» DATASET EXTRACT

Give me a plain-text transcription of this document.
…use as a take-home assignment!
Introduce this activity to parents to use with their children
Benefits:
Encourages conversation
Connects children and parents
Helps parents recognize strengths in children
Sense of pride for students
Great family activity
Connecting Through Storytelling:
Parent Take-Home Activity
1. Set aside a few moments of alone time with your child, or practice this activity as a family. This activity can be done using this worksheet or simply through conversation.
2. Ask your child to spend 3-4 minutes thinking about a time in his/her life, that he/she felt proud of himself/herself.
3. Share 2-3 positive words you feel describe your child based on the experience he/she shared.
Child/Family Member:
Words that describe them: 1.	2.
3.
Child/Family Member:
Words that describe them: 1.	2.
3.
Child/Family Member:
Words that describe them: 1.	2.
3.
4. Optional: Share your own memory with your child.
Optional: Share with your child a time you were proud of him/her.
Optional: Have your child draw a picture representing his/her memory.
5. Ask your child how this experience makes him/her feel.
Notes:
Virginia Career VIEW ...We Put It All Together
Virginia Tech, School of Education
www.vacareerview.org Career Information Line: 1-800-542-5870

==

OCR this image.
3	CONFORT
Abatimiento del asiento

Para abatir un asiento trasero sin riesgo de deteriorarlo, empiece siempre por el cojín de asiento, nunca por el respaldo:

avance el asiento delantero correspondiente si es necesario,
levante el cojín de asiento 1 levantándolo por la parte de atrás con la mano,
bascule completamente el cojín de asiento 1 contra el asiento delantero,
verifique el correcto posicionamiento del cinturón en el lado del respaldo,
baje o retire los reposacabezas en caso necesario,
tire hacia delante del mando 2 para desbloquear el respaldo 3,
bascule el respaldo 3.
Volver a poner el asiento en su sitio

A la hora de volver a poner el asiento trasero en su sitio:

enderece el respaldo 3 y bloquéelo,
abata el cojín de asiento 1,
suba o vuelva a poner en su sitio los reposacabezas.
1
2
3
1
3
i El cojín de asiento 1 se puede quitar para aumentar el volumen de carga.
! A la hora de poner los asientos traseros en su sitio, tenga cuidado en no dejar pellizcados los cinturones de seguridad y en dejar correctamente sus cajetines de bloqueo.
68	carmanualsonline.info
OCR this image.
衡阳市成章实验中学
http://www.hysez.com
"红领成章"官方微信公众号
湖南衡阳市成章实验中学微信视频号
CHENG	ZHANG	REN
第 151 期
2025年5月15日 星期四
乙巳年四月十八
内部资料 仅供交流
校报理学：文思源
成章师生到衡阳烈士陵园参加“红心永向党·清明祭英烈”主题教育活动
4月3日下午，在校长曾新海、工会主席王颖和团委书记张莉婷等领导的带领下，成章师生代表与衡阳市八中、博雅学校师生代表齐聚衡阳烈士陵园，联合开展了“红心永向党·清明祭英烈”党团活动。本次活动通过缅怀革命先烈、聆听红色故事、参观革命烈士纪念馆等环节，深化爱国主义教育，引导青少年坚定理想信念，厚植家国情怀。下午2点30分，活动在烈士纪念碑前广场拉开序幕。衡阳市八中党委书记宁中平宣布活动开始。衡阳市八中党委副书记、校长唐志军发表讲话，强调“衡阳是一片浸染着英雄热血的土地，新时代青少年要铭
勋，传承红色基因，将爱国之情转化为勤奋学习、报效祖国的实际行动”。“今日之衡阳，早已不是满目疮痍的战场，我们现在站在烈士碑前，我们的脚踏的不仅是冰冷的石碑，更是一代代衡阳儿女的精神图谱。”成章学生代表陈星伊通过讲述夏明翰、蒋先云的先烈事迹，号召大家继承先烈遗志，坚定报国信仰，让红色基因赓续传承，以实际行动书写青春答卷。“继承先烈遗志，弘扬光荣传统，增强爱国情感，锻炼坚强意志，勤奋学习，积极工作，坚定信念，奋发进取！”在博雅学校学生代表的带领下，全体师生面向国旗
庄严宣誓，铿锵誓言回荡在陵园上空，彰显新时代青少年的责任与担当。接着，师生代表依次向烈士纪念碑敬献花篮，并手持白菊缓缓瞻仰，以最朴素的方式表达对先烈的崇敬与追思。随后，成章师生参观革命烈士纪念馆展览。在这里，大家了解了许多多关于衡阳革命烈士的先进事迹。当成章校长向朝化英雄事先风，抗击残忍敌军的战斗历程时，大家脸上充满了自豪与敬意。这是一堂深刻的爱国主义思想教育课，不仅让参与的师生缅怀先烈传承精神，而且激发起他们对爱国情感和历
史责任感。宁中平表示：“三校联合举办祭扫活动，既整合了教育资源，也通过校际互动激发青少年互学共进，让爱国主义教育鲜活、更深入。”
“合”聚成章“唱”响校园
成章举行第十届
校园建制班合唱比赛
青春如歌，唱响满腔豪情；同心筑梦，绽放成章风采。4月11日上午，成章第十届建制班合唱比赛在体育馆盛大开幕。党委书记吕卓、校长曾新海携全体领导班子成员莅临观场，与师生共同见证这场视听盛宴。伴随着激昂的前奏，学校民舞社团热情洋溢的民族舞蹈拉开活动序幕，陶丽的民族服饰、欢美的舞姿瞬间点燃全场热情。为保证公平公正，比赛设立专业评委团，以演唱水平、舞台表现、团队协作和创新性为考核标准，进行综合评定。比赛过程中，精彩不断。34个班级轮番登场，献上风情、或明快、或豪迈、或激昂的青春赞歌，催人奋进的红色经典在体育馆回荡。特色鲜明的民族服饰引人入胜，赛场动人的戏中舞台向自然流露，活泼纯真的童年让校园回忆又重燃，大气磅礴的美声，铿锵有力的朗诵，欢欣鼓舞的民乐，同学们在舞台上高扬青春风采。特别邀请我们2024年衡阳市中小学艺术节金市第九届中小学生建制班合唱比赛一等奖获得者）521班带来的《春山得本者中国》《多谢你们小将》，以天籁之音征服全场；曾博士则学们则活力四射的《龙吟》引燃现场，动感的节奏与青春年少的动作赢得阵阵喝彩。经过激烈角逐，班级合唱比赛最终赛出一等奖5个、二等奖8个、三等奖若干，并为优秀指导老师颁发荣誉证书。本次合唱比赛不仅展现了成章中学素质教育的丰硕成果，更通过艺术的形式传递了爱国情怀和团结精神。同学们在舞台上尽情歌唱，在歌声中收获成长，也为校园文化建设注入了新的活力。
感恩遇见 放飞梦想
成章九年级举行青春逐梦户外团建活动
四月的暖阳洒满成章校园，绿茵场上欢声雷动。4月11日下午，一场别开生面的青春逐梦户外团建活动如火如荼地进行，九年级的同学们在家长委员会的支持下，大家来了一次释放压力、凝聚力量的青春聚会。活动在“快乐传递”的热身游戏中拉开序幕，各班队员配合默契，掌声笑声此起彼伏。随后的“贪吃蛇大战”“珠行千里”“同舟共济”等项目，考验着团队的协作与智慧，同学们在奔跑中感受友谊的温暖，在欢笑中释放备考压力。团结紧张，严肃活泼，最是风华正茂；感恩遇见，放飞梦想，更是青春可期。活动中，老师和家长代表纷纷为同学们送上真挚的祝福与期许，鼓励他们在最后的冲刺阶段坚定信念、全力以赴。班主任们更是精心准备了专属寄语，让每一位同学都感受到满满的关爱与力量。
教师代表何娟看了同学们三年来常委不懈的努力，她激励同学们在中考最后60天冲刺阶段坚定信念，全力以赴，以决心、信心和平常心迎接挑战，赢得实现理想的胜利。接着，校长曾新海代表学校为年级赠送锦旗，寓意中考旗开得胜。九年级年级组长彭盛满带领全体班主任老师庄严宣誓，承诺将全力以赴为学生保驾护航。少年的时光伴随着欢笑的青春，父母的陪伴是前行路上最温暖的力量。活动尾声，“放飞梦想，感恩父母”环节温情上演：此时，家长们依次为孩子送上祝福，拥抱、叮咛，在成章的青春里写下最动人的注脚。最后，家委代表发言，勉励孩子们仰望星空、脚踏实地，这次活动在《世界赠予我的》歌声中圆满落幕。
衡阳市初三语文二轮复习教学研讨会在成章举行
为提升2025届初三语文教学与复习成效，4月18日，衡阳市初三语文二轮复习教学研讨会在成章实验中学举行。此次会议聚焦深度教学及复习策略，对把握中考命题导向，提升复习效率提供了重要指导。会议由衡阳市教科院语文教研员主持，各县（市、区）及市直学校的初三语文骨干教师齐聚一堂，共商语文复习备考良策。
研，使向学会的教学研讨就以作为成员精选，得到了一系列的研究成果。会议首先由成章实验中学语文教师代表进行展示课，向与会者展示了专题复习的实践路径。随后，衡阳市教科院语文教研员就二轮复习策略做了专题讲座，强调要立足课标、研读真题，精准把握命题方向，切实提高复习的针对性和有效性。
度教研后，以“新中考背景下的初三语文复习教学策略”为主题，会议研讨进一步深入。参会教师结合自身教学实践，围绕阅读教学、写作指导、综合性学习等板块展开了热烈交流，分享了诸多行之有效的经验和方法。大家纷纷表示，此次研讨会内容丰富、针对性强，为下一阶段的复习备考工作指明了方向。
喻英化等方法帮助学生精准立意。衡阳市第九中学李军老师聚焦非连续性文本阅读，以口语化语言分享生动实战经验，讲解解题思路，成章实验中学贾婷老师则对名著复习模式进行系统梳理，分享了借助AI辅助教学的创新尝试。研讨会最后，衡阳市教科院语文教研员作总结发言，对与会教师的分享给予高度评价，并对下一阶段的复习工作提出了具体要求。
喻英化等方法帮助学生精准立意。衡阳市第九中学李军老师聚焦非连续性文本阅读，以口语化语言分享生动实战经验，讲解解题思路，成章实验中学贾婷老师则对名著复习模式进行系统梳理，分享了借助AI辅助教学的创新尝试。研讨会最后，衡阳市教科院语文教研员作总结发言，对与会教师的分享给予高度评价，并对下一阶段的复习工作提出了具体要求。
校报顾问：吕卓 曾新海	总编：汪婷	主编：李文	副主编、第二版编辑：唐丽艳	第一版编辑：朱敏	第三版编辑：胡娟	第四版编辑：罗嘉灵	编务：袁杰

...

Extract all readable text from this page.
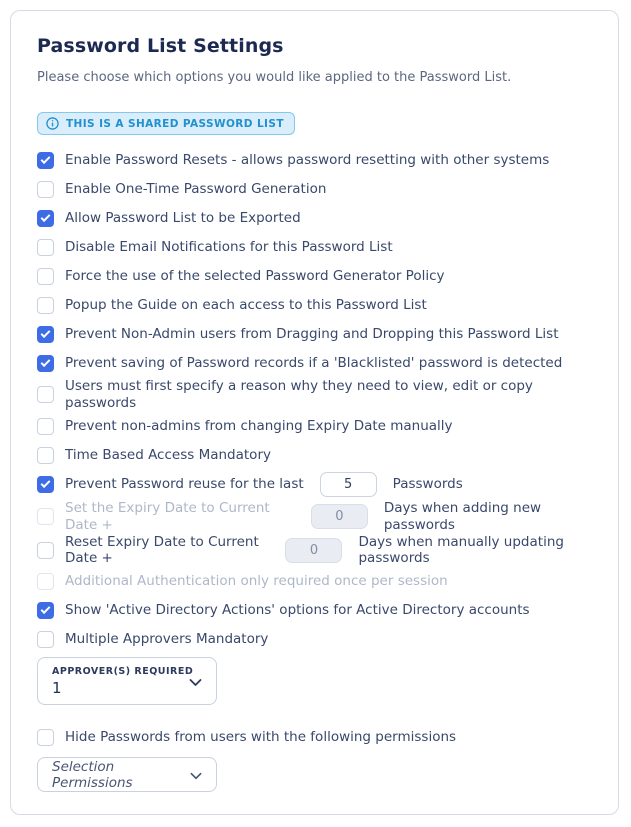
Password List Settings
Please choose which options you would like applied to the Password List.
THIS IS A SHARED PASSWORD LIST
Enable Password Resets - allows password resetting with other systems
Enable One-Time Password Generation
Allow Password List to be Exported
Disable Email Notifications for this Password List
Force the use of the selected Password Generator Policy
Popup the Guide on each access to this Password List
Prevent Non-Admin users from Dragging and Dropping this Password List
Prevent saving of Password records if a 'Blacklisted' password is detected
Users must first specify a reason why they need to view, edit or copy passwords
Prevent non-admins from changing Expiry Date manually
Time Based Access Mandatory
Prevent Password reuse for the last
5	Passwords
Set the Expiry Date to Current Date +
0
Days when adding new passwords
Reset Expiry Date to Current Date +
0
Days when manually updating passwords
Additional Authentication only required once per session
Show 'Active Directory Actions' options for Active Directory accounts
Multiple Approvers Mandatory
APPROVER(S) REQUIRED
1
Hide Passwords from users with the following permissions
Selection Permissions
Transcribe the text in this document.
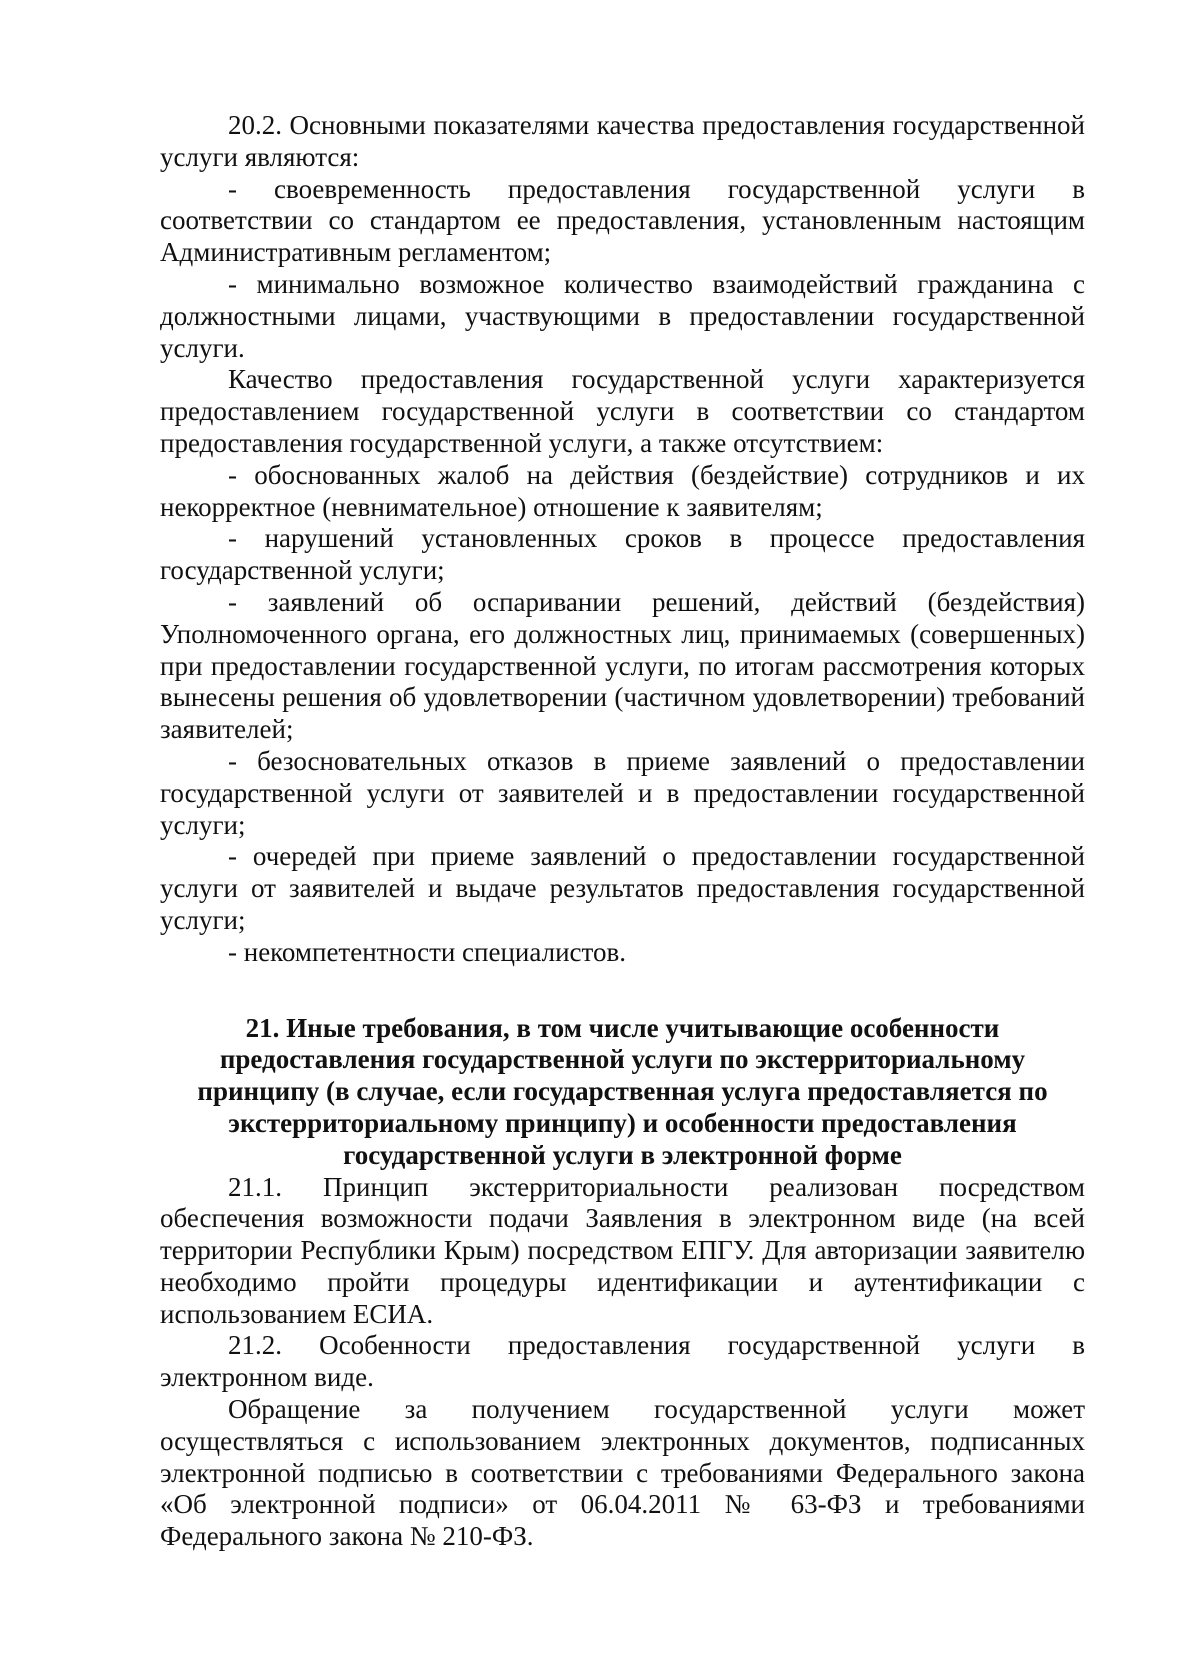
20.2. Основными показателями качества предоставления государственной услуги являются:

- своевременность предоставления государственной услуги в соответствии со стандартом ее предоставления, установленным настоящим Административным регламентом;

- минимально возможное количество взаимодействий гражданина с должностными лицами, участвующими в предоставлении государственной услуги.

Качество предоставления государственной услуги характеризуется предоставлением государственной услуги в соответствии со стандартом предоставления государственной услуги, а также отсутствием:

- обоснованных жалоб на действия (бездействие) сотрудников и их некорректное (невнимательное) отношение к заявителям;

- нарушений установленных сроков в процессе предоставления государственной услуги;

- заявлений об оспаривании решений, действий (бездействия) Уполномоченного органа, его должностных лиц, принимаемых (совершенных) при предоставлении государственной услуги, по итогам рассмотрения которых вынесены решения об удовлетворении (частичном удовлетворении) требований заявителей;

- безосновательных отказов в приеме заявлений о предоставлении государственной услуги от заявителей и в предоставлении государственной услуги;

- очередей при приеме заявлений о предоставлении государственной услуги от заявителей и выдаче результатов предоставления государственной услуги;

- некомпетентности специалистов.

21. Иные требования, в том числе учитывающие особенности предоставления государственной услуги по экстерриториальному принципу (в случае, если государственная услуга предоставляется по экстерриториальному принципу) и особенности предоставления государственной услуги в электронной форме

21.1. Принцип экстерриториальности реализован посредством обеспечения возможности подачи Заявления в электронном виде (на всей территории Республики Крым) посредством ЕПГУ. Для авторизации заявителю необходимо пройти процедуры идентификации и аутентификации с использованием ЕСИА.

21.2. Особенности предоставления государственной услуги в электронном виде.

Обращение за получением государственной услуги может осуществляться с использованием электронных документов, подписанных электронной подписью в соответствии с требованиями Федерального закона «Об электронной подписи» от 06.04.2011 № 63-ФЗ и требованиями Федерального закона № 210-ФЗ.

» EXERCISE
Collect each line of the entries that has the word "cojín", copying it in full.

» SOLVED PROBLEM
Para abatir un asiento trasero sin riesgo de deteriorarlo, empiece siempre por el cojín de asiento, nunca por el respaldo:
levante el cojín de asiento 1 levantándolo por la parte de atrás con la mano,
bascule completamente el cojín de asiento 1 contra el asiento delantero,
abata el cojín de asiento 1,
i El cojín de asiento 1 se puede quitar para aumentar el volumen de carga.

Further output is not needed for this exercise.